** Start of Dataset content **

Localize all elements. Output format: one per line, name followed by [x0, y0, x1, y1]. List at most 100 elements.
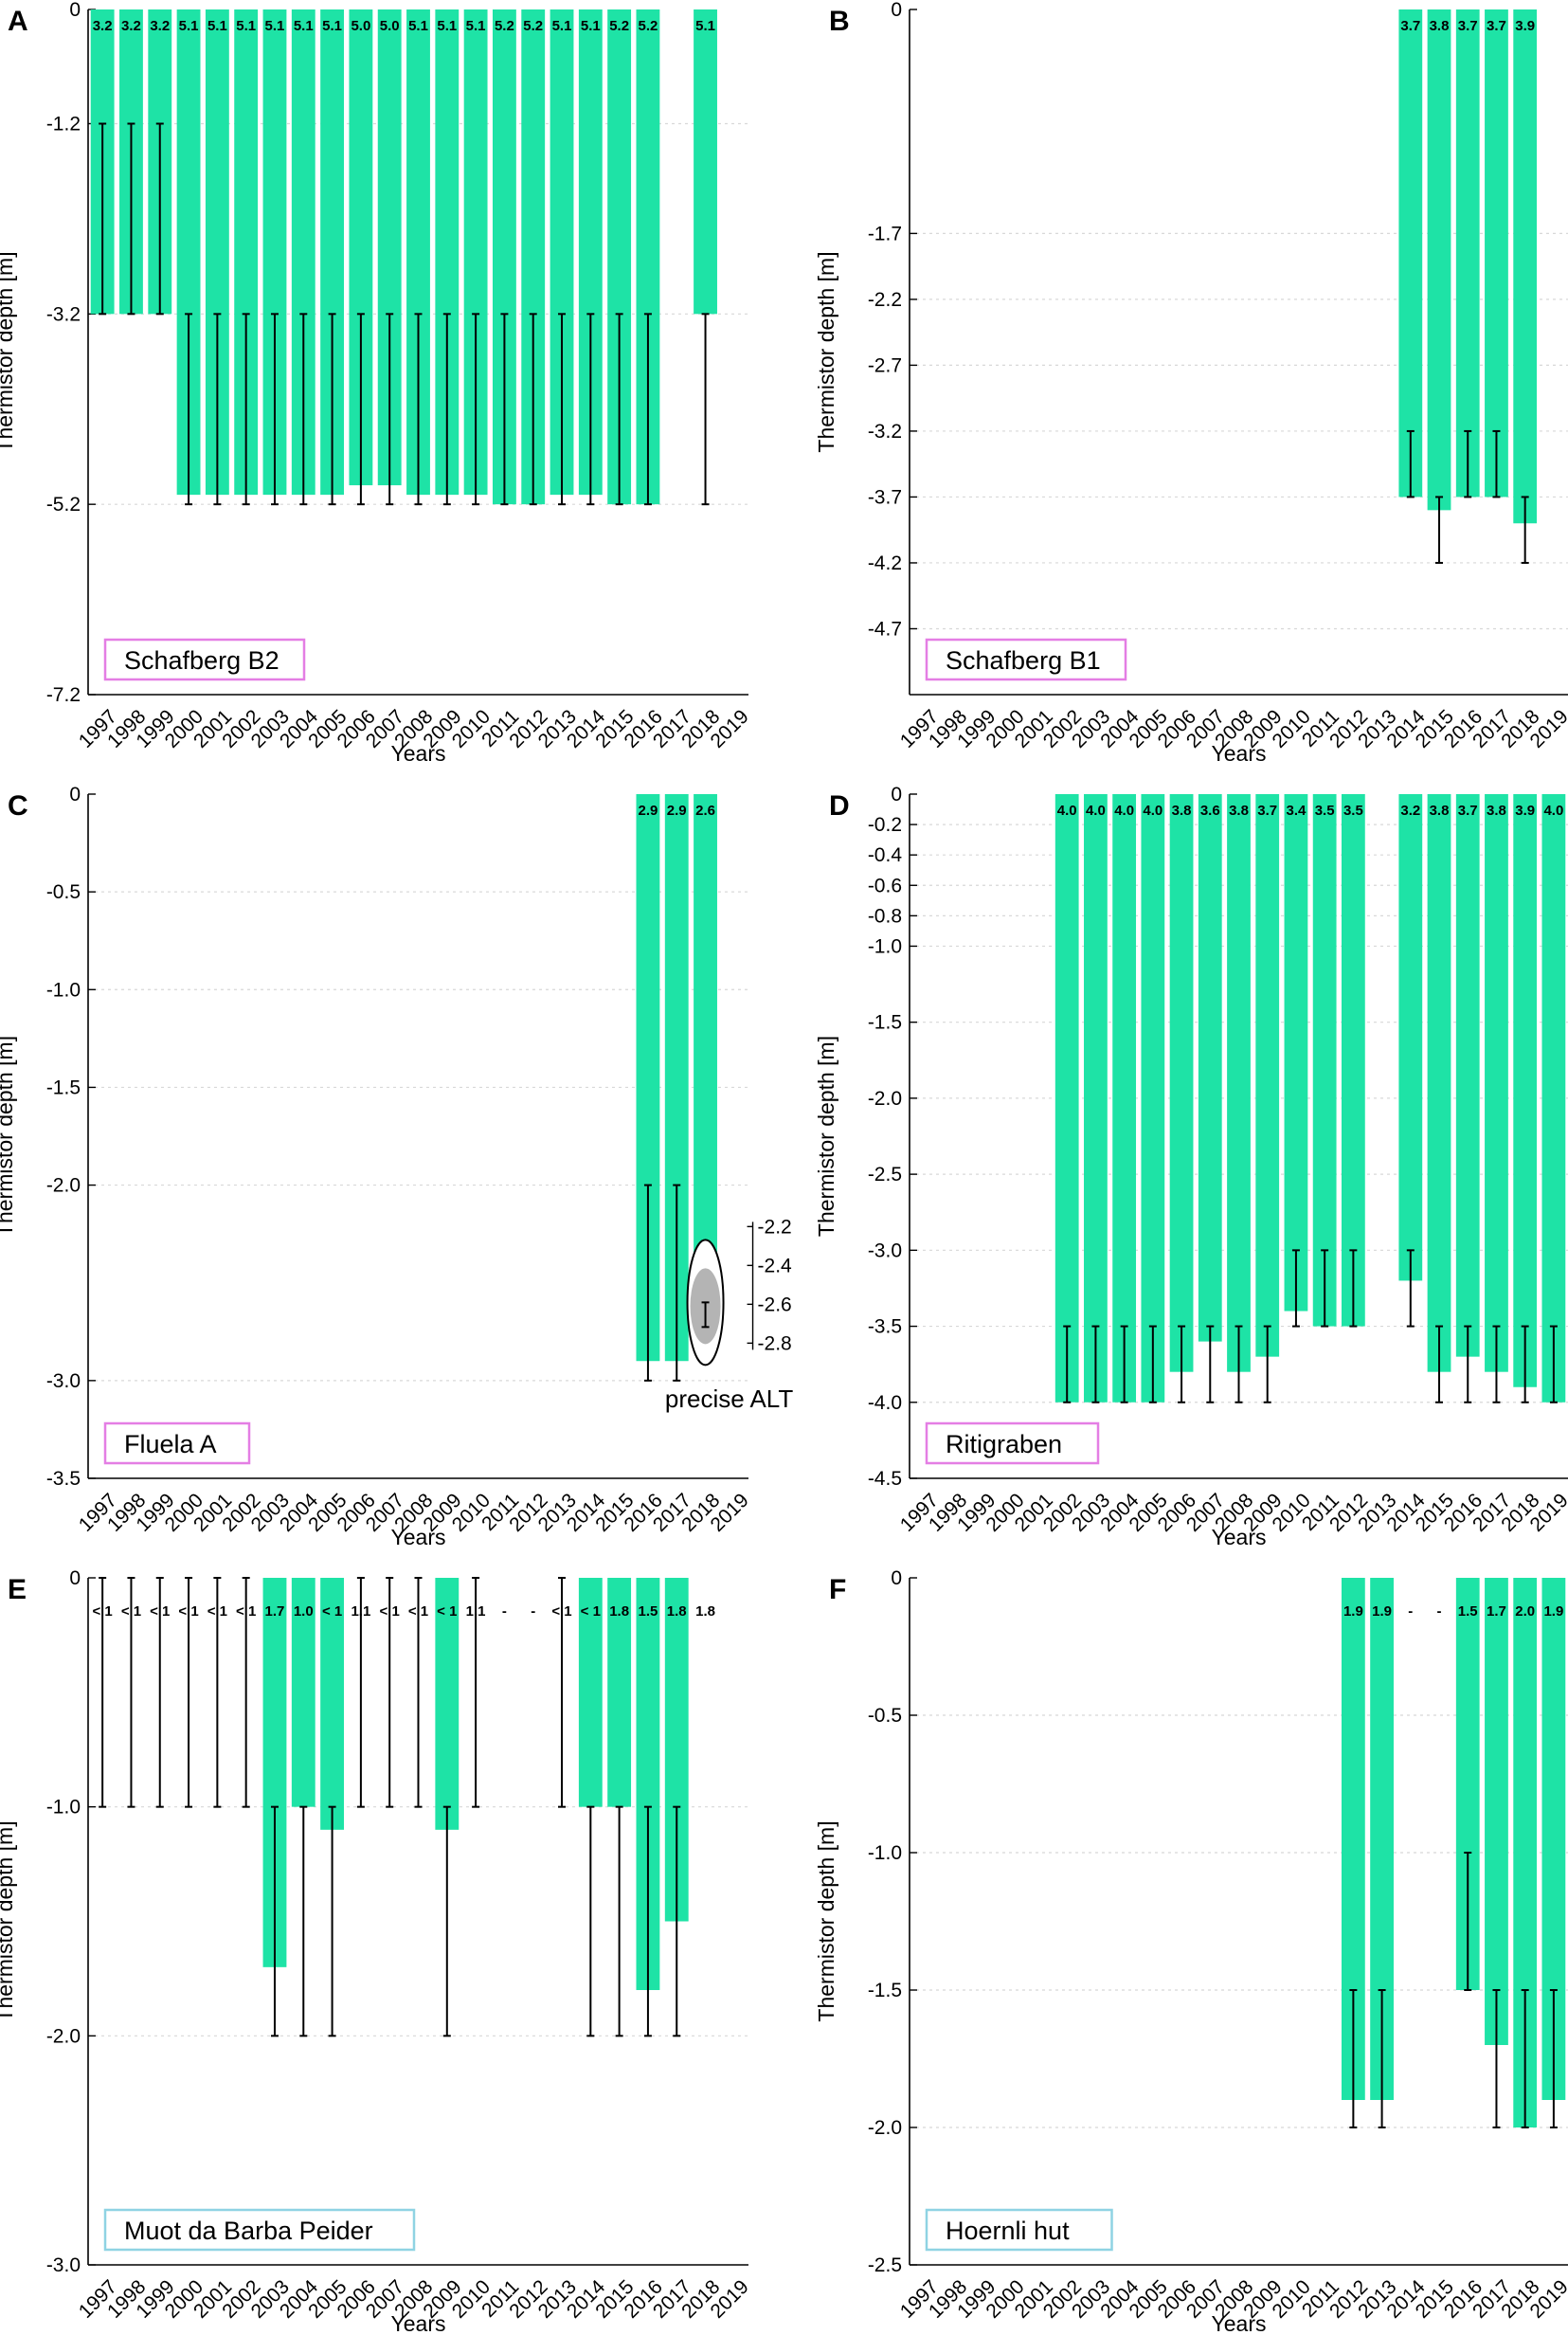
bar-value-label: 1.0	[294, 1603, 314, 1620]
bar-value-label: < 1	[408, 1603, 428, 1620]
bar-value-label: 1.8	[609, 1603, 629, 1620]
bar-value-label: 1.1	[351, 1603, 370, 1620]
bar-value-label: 2.9	[639, 803, 658, 819]
panel-a: 0 -1.2 -3.2 -5.2 -7.2 3.2 3.2 3.2 5.1 5.1 5.1 5.1 5.…	[0, 0, 753, 766]
bar-value-label: 3.8	[1430, 18, 1450, 34]
y-tick-label: 0	[891, 1567, 902, 1589]
y-tick-label: -4.0	[868, 1392, 902, 1414]
site-name: Ritigraben	[946, 1430, 1062, 1458]
bar-2014	[578, 1578, 603, 1807]
panel-d: 0 -0.2 -0.4 -0.6 -0.8 -1.0 -1.5 -2.0 -2.5 -3.0 -3.…	[814, 784, 1568, 1549]
bar-2010	[1284, 794, 1308, 1312]
y-tick-label: -4.5	[868, 1468, 902, 1490]
y-tick-label: -2.5	[868, 2254, 902, 2276]
bar-value-label: 2.9	[667, 803, 687, 819]
site-legend-box	[103, 638, 306, 681]
bar-value-label: 3.2	[1400, 803, 1420, 819]
y-tick-label: 0	[891, 784, 902, 805]
bar-2016	[1455, 9, 1480, 498]
bar-value-label: 2.6	[695, 803, 715, 819]
x-axis-title: Years	[391, 2311, 446, 2335]
x-axis-title: Years	[391, 1525, 446, 1549]
bar-value-label: 3.5	[1315, 803, 1335, 819]
bar-2003	[1084, 794, 1108, 1403]
panel-letter: A	[8, 6, 28, 37]
bar-value-label: 3.5	[1343, 803, 1363, 819]
bar-2017	[1485, 9, 1508, 498]
bar-value-label: 3.9	[1515, 18, 1535, 34]
y-axis-title: Thermistor depth [m]	[0, 251, 17, 452]
bar-value-label: 5.1	[322, 18, 342, 34]
y-tick-label: -2.0	[46, 2025, 81, 2047]
bar-value-label: 5.1	[581, 18, 601, 34]
panel-letter: E	[8, 1574, 27, 1605]
bar-2005	[1141, 794, 1165, 1403]
y-tick-label: -1.0	[868, 935, 902, 957]
y-axis-title: Thermistor depth [m]	[814, 251, 838, 452]
site-name: Muot da Barba Peider	[124, 2217, 373, 2245]
y-tick-label: -0.6	[868, 875, 902, 896]
panel-b: 0 -1.7 -2.2 -2.7 -3.2 -3.7 -4.2 -4.7 3.7 3.8 3.7 3.…	[814, 0, 1568, 766]
y-tick-label: -2.0	[46, 1175, 81, 1197]
site-legend-box	[925, 2208, 1113, 2252]
y-axis-title: Thermistor depth [m]	[814, 1036, 838, 1237]
y-tick-label: -2.2	[868, 289, 902, 311]
panel-e: 0 -1.0 -2.0 -3.0 < 1 < 1 < 1 < 1 < 1 < 1 1.7 1.0 < 1…	[0, 1567, 753, 2335]
y-tick-label: 0	[69, 0, 81, 21]
site-name: Fluela A	[124, 1430, 217, 1458]
y-tick-label: -3.0	[868, 1240, 902, 1261]
bar-value-label: 3.6	[1200, 803, 1220, 819]
x-axis-title: Years	[1212, 741, 1267, 766]
bar-value-label: 5.1	[408, 18, 428, 34]
site-name: Schafberg B1	[946, 646, 1101, 675]
bar-2009	[435, 1578, 460, 1830]
bar-value-label: 5.1	[552, 18, 572, 34]
bar-2015	[1427, 794, 1451, 1372]
y-tick-label: -1.7	[868, 223, 902, 244]
x-axis-title: Years	[1212, 2311, 1267, 2335]
bar-value-label: < 1	[93, 1603, 113, 1620]
bar-value-label: 3.8	[1487, 803, 1506, 819]
y-tick-label: -1.2	[46, 114, 81, 136]
panel-letter: D	[829, 790, 850, 822]
bar-value-label: 4.0	[1543, 803, 1563, 819]
bar-value-label: 5.2	[495, 18, 514, 34]
x-axis-title: Years	[391, 741, 446, 766]
bar-value-label: 5.0	[380, 18, 400, 34]
bar-value-label: 3.8	[1430, 803, 1450, 819]
bar-value-label: 5.1	[437, 18, 457, 34]
inset-tick-label: -2.2	[758, 1216, 792, 1238]
y-tick-label: 0	[69, 1567, 81, 1589]
bar-2005	[320, 1578, 345, 1830]
bar-value-label: 3.9	[1515, 803, 1535, 819]
bar-2014	[1398, 9, 1423, 498]
inset-tick-label: -2.8	[758, 1332, 792, 1354]
bar-value-label: < 1	[178, 1603, 198, 1620]
y-tick-label: -2.0	[868, 2117, 902, 2139]
panel-letter: F	[829, 1574, 846, 1605]
y-tick-label: -0.2	[868, 814, 902, 836]
y-tick-label: -3.5	[868, 1316, 902, 1338]
inset-note: precise ALT	[665, 1385, 793, 1413]
bar-value-label: 5.1	[207, 18, 227, 34]
bar-2008	[1227, 794, 1251, 1372]
bar-value-label: -	[531, 1603, 535, 1620]
y-axis-title: Thermistor depth [m]	[0, 1820, 17, 2021]
bar-value-label: 1.9	[1343, 1603, 1363, 1620]
bar-2002	[1054, 794, 1079, 1403]
bar-value-label: 4.0	[1086, 803, 1106, 819]
bar-2011	[1312, 794, 1337, 1327]
bar-value-label: 1.7	[1487, 1603, 1506, 1620]
y-tick-label: -0.8	[868, 905, 902, 927]
bar-value-label: 5.1	[236, 18, 256, 34]
bar-value-label: 5.1	[265, 18, 285, 34]
y-tick-label: -3.0	[46, 2254, 81, 2276]
bar-value-label: 3.7	[1487, 18, 1506, 34]
bar-value-label: < 1	[380, 1603, 400, 1620]
y-tick-label: -1.5	[868, 1980, 902, 2001]
bar-value-label: 1.7	[265, 1603, 285, 1620]
y-tick-label: -0.4	[868, 844, 903, 866]
bar-2006	[1169, 794, 1194, 1372]
y-tick-label: 0	[891, 0, 902, 21]
bar-2018	[694, 794, 717, 1303]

** End of Dataset content **

## [Stated task]
Can you reproduce every line of the data above without any changes, omitting the pictures?

## [Complete response]
Localize all elements. Output format: one per line, name followed by [x0, y0, x1, y1]. List at most 100 elements.
bar-value-label: 1.0	[294, 1603, 314, 1620]
bar-value-label: < 1	[408, 1603, 428, 1620]
bar-value-label: 1.8	[609, 1603, 629, 1620]
bar-value-label: 1.1	[351, 1603, 370, 1620]
bar-value-label: 2.9	[639, 803, 658, 819]
panel-a: 0 -1.2 -3.2 -5.2 -7.2 3.2 3.2 3.2 5.1 5.1 5.1 5.1 5.…	[0, 0, 753, 766]
bar-value-label: 3.8	[1430, 18, 1450, 34]
y-tick-label: 0	[891, 1567, 902, 1589]
y-tick-label: -4.0	[868, 1392, 902, 1414]
site-name: Ritigraben	[946, 1430, 1062, 1458]
bar-2014	[578, 1578, 603, 1807]
panel-d: 0 -0.2 -0.4 -0.6 -0.8 -1.0 -1.5 -2.0 -2.5 -3.0 -3.…	[814, 784, 1568, 1549]
bar-2010	[1284, 794, 1308, 1312]
y-tick-label: -4.5	[868, 1468, 902, 1490]
y-tick-label: -2.5	[868, 2254, 902, 2276]
bar-value-label: 2.9	[667, 803, 687, 819]
site-legend-box	[103, 638, 306, 681]
bar-value-label: 3.2	[1400, 803, 1420, 819]
y-tick-label: 0	[891, 784, 902, 805]
bar-2016	[1455, 9, 1480, 498]
bar-value-label: 2.6	[695, 803, 715, 819]
x-axis-title: Years	[391, 2311, 446, 2335]
x-axis-title: Years	[391, 1525, 446, 1549]
bar-value-label: 3.5	[1315, 803, 1335, 819]
bar-2003	[1084, 794, 1108, 1403]
panel-letter: A	[8, 6, 28, 37]
bar-value-label: 3.5	[1343, 803, 1363, 819]
bar-2017	[1485, 9, 1508, 498]
bar-value-label: 3.9	[1515, 18, 1535, 34]
y-axis-title: Thermistor depth [m]	[0, 251, 17, 452]
bar-value-label: 5.1	[322, 18, 342, 34]
y-tick-label: -2.0	[46, 2025, 81, 2047]
bar-value-label: 5.1	[581, 18, 601, 34]
panel-letter: E	[8, 1574, 27, 1605]
bar-2005	[1141, 794, 1165, 1403]
y-tick-label: -1.0	[868, 935, 902, 957]
y-axis-title: Thermistor depth [m]	[814, 251, 838, 452]
site-name: Muot da Barba Peider	[124, 2217, 373, 2245]
y-tick-label: -0.6	[868, 875, 902, 896]
panel-b: 0 -1.7 -2.2 -2.7 -3.2 -3.7 -4.2 -4.7 3.7 3.8 3.7 3.…	[814, 0, 1568, 766]
y-tick-label: -2.0	[46, 1175, 81, 1197]
site-legend-box	[925, 2208, 1113, 2252]
y-axis-title: Thermistor depth [m]	[814, 1036, 838, 1237]
y-tick-label: -2.2	[868, 289, 902, 311]
panel-e: 0 -1.0 -2.0 -3.0 < 1 < 1 < 1 < 1 < 1 < 1 1.7 1.0 < 1…	[0, 1567, 753, 2335]
y-tick-label: 0	[69, 0, 81, 21]
site-name: Fluela A	[124, 1430, 217, 1458]
y-tick-label: -3.0	[868, 1240, 902, 1261]
bar-value-label: 3.6	[1200, 803, 1220, 819]
x-axis-title: Years	[1212, 741, 1267, 766]
bar-value-label: 5.1	[408, 18, 428, 34]
site-name: Schafberg B1	[946, 646, 1101, 675]
bar-2009	[435, 1578, 460, 1830]
bar-value-label: 5.1	[552, 18, 572, 34]
bar-2015	[1427, 794, 1451, 1372]
y-tick-label: -1.7	[868, 223, 902, 244]
x-axis-title: Years	[1212, 2311, 1267, 2335]
bar-value-label: < 1	[93, 1603, 113, 1620]
bar-value-label: 3.8	[1487, 803, 1506, 819]
y-tick-label: -1.2	[46, 114, 81, 136]
panel-letter: D	[829, 790, 850, 822]
bar-value-label: 4.0	[1543, 803, 1563, 819]
bar-value-label: 5.2	[495, 18, 514, 34]
x-axis-title: Years	[391, 741, 446, 766]
bar-value-label: 5.0	[380, 18, 400, 34]
bar-value-label: 3.8	[1430, 803, 1450, 819]
bar-value-label: 5.1	[437, 18, 457, 34]
inset-tick-label: -2.2	[758, 1216, 792, 1238]
y-tick-label: 0	[69, 1567, 81, 1589]
bar-2005	[320, 1578, 345, 1830]
bar-value-label: 3.9	[1515, 803, 1535, 819]
bar-2014	[1398, 9, 1423, 498]
inset-tick-label: -2.8	[758, 1332, 792, 1354]
bar-value-label: < 1	[178, 1603, 198, 1620]
y-tick-label: -2.0	[868, 2117, 902, 2139]
panel-letter: F	[829, 1574, 846, 1605]
y-tick-label: -0.2	[868, 814, 902, 836]
y-tick-label: -3.5	[868, 1316, 902, 1338]
inset-note: precise ALT	[665, 1385, 793, 1413]
bar-value-label: 5.1	[207, 18, 227, 34]
bar-2008	[1227, 794, 1251, 1372]
bar-value-label: -	[531, 1603, 535, 1620]
y-axis-title: Thermistor depth [m]	[0, 1820, 17, 2021]
bar-value-label: 1.9	[1343, 1603, 1363, 1620]
bar-2002	[1054, 794, 1079, 1403]
bar-value-label: 4.0	[1086, 803, 1106, 819]
bar-2011	[1312, 794, 1337, 1327]
bar-value-label: 1.7	[1487, 1603, 1506, 1620]
y-tick-label: -0.8	[868, 905, 902, 927]
bar-value-label: 5.1	[236, 18, 256, 34]
bar-value-label: 5.1	[265, 18, 285, 34]
y-tick-label: -3.0	[46, 2254, 81, 2276]
bar-value-label: 3.7	[1487, 18, 1506, 34]
bar-value-label: < 1	[380, 1603, 400, 1620]
y-tick-label: -1.5	[868, 1980, 902, 2001]
bar-value-label: 1.7	[265, 1603, 285, 1620]
y-tick-label: -0.4	[868, 844, 903, 866]
bar-2006	[1169, 794, 1194, 1372]
y-tick-label: 0	[891, 0, 902, 21]
bar-2018	[694, 794, 717, 1303]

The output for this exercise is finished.